Your goal: Check each line of the records for "posteru"; collect those that have it.

Dataset excerpts:

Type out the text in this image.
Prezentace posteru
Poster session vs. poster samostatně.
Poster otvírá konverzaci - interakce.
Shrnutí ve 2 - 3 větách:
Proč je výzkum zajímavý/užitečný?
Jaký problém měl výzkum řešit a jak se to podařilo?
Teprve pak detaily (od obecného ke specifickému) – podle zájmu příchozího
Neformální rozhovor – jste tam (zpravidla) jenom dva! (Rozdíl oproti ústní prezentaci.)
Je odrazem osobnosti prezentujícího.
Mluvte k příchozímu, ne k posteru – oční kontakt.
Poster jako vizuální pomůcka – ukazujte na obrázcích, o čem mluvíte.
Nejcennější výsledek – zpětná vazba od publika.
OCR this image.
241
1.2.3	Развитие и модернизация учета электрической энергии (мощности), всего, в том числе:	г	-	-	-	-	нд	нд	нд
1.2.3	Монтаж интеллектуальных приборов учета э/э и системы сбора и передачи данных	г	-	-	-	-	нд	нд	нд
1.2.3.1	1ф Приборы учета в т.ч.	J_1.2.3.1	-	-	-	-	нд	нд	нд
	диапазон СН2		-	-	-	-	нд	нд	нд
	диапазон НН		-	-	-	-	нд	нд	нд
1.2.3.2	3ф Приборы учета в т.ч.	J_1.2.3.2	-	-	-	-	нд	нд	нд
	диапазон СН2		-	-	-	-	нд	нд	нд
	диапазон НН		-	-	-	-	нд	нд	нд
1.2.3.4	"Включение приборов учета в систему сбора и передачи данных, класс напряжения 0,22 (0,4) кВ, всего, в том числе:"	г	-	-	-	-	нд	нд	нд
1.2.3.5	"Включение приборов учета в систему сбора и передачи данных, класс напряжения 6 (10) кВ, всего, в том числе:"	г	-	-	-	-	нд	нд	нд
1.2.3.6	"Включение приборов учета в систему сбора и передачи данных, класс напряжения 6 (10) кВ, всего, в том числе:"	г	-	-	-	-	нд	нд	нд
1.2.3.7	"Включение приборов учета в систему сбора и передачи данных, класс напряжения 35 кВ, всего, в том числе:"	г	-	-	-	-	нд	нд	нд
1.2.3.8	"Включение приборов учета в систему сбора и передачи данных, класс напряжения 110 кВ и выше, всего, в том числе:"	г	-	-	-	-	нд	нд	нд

Exercise response:
Prezentace posteru
Mluvte k příchozímu, ne k posteru – oční kontakt.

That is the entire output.